(Aim of the task):
Identify and reproduce every line holding the string "NetMHC".

..............................

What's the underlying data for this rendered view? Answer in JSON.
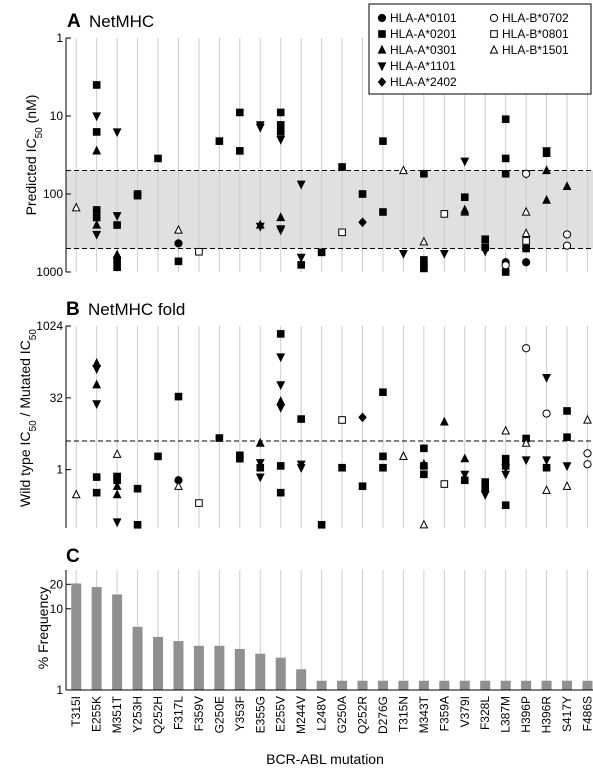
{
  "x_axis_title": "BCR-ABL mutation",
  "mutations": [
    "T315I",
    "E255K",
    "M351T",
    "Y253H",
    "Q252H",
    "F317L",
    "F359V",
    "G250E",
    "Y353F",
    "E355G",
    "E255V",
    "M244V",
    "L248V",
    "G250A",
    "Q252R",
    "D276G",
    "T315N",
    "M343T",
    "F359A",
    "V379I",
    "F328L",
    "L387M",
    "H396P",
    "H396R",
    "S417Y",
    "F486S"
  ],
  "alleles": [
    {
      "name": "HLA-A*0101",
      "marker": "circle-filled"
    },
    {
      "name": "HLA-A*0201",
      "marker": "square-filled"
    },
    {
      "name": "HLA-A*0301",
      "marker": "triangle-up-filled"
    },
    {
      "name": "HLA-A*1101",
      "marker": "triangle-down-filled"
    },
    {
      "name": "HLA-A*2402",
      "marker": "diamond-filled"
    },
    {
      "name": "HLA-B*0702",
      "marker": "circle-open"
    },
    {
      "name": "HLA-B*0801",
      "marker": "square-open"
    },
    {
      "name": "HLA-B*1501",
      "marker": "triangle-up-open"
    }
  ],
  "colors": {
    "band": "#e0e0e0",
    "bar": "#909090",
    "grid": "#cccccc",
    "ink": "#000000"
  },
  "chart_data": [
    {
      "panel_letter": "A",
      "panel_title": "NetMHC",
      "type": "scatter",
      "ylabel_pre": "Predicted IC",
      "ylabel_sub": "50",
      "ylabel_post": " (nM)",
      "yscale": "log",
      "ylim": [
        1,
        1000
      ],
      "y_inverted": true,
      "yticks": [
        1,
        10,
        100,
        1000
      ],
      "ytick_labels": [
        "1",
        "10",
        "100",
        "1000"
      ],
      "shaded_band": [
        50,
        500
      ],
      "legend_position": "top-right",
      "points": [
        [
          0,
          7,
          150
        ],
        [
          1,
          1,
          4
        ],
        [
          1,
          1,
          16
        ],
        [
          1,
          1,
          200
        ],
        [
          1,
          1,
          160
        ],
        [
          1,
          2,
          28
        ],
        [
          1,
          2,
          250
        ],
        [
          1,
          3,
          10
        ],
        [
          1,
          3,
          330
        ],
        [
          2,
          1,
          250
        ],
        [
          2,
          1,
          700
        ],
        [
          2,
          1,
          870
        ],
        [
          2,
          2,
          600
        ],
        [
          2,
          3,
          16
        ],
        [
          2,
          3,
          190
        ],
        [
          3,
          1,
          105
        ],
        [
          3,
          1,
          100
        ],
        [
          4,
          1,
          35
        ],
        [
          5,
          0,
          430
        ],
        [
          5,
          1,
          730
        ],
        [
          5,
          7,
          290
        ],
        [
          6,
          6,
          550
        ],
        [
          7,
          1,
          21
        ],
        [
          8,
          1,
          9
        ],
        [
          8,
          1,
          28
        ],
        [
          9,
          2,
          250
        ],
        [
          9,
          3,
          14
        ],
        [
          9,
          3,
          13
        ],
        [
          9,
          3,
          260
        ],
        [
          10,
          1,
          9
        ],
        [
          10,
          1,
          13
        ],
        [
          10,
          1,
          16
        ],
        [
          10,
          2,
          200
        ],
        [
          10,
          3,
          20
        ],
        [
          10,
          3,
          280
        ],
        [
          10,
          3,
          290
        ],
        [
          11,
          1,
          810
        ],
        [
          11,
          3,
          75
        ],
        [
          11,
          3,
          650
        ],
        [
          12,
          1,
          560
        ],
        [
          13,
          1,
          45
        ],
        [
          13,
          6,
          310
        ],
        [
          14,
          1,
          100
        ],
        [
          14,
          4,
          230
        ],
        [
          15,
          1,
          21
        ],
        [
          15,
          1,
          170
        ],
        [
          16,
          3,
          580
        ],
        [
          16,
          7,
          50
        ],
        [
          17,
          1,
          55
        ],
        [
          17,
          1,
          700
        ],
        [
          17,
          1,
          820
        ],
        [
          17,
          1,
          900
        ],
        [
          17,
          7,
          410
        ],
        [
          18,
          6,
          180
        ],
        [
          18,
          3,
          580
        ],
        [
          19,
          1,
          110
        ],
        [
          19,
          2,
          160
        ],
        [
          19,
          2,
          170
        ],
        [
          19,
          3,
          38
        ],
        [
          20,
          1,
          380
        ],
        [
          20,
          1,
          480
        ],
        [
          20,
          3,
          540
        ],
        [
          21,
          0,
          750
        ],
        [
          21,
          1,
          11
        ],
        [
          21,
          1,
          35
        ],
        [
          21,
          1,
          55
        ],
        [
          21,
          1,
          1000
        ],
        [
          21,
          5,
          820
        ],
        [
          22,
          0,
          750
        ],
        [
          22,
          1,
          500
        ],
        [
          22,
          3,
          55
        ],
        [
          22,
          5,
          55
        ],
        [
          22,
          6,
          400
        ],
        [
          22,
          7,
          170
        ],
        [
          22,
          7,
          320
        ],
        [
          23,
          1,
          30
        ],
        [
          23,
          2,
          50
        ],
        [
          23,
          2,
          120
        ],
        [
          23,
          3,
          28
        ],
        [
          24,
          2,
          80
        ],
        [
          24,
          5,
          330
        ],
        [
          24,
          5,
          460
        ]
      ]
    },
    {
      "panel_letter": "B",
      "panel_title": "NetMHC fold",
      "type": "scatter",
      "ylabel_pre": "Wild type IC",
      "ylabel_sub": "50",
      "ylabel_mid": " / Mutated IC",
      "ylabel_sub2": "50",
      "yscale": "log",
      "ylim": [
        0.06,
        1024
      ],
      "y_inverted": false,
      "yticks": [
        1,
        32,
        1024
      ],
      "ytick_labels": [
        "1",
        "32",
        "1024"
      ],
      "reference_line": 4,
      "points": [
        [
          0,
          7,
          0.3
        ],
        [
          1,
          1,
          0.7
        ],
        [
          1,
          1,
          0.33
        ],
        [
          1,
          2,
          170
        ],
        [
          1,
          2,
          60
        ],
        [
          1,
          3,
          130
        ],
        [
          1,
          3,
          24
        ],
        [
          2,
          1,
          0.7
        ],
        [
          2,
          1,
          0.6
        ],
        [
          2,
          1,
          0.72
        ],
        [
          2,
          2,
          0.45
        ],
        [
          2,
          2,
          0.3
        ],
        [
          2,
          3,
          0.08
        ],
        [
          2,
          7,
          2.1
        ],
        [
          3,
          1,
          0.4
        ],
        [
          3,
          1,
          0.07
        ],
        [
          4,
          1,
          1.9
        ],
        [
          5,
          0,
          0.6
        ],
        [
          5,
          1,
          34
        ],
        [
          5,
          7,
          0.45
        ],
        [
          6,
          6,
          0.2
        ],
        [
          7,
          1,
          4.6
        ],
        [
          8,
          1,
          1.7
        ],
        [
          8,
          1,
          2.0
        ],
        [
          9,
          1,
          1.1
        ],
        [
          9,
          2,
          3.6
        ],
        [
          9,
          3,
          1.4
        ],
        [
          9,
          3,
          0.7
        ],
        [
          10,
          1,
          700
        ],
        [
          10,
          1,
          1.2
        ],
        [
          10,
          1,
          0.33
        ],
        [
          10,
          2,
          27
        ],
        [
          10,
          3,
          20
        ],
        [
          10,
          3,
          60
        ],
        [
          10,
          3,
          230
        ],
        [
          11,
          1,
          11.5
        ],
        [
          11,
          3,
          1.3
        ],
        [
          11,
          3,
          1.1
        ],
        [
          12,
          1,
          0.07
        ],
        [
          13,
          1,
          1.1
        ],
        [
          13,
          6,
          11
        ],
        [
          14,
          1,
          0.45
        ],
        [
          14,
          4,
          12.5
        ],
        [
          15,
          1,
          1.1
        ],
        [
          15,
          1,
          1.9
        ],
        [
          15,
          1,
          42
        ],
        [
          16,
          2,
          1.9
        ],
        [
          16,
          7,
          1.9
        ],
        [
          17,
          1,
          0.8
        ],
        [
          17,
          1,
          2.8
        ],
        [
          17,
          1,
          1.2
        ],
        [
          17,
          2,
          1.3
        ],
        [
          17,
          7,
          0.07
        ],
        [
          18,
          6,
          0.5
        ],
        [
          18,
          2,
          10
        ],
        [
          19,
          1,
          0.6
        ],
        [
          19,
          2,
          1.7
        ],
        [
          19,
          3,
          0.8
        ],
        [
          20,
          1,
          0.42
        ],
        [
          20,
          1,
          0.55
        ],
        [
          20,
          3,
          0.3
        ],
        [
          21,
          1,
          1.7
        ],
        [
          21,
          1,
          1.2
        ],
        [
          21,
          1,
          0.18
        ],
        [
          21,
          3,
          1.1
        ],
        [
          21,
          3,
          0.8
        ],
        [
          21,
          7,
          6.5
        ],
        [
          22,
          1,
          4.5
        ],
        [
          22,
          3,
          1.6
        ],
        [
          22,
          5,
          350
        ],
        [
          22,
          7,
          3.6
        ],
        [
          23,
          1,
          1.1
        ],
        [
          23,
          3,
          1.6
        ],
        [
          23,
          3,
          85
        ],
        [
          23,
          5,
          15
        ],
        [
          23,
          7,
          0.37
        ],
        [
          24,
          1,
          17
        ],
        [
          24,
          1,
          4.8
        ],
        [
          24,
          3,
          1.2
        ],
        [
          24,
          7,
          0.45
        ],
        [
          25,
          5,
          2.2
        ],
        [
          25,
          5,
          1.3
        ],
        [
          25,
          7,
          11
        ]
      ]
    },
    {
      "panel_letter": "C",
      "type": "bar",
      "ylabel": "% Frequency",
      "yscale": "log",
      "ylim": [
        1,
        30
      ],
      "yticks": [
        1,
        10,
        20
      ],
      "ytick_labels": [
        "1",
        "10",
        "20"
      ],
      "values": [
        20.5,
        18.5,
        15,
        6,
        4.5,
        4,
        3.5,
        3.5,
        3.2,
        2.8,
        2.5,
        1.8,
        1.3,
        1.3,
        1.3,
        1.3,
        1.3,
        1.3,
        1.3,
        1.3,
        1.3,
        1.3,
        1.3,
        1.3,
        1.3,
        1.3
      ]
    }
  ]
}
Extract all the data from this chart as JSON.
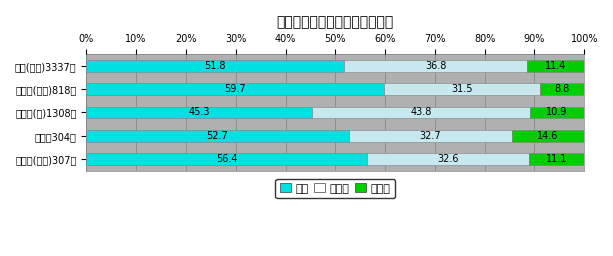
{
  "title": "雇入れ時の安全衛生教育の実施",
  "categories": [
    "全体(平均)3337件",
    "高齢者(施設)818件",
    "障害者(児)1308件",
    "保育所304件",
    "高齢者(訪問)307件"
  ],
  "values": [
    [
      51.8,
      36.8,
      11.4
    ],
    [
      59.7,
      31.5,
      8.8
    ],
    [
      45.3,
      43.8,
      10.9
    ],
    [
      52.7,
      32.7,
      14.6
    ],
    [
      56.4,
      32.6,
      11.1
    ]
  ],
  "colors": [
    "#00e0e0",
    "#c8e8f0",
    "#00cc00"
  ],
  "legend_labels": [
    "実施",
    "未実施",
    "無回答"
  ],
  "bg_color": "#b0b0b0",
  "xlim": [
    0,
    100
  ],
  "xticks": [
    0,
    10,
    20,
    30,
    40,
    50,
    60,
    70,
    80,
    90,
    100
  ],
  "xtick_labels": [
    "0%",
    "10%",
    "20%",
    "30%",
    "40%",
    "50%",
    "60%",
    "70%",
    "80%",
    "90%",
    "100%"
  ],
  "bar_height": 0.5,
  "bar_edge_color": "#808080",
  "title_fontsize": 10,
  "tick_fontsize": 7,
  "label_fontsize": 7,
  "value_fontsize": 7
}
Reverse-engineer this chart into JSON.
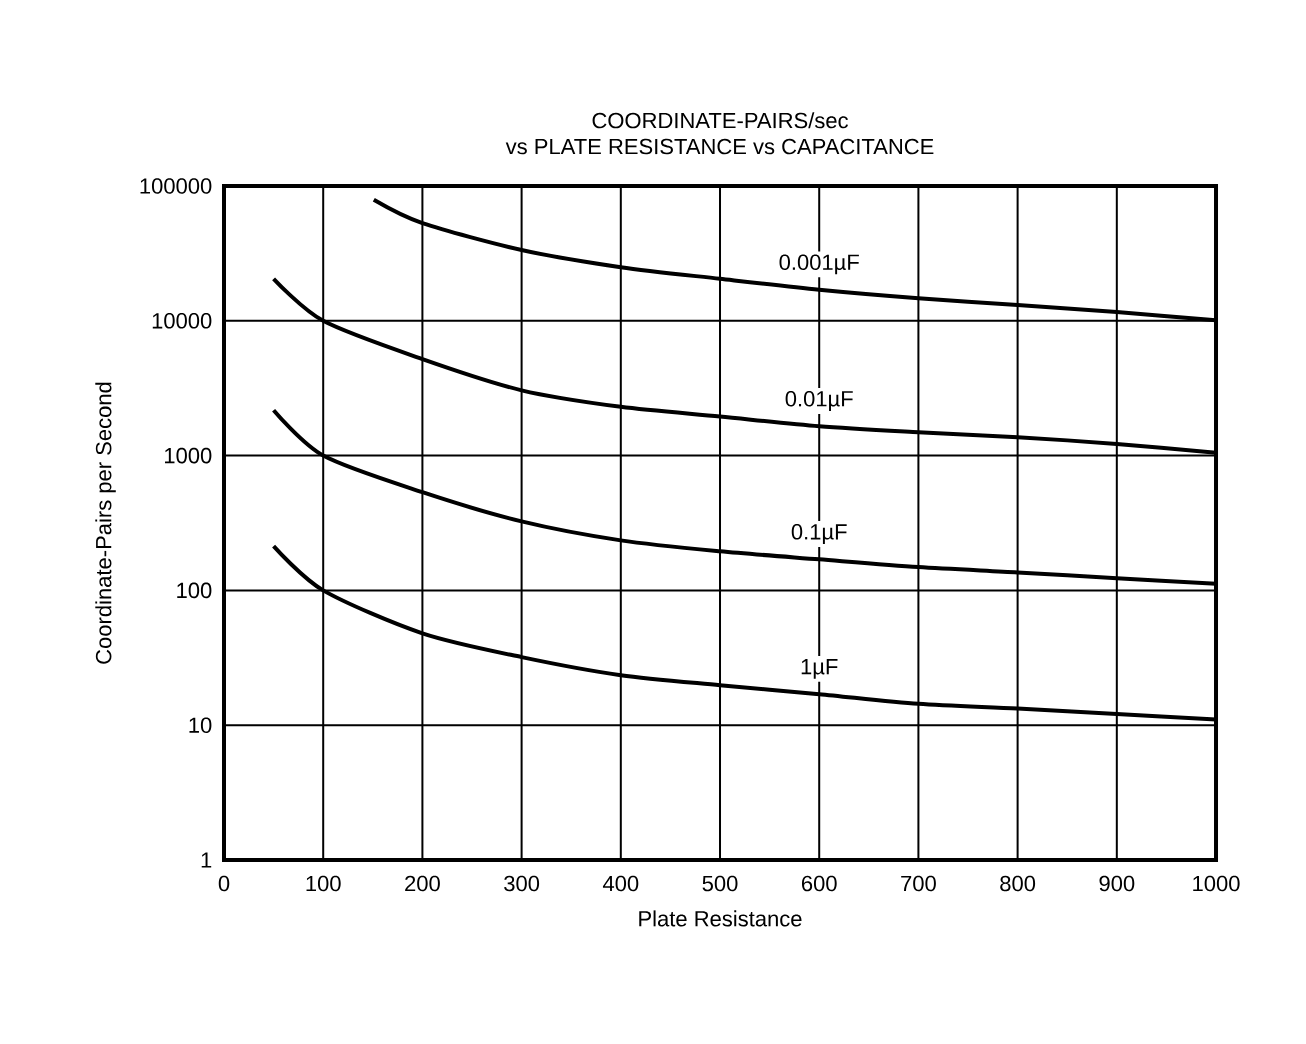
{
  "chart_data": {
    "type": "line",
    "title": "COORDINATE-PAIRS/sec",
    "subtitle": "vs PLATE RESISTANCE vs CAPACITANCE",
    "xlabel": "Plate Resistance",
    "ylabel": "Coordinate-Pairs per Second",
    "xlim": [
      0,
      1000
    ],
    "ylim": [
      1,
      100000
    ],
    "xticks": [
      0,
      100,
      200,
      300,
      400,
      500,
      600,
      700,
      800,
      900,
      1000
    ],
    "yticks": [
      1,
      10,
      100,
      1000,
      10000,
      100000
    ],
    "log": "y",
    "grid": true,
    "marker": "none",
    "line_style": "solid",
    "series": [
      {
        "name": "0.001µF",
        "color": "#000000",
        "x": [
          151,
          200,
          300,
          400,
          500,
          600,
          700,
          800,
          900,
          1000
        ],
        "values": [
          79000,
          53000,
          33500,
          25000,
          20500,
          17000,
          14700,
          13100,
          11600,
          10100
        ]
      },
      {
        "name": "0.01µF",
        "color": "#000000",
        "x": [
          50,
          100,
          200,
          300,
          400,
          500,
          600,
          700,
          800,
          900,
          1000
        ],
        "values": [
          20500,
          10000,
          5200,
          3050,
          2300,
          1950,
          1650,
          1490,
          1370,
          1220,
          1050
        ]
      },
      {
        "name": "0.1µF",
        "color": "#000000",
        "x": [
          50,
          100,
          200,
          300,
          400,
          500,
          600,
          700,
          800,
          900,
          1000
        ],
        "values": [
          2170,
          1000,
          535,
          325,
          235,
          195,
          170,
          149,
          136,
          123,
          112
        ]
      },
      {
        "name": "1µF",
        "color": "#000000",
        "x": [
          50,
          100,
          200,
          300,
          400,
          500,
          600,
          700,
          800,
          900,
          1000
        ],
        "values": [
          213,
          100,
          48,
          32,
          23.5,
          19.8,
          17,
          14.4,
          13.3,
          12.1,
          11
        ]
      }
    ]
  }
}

..............................

(Correct result):
      "panel_title": "NetMHC",
      "panel_title": "NetMHC fold",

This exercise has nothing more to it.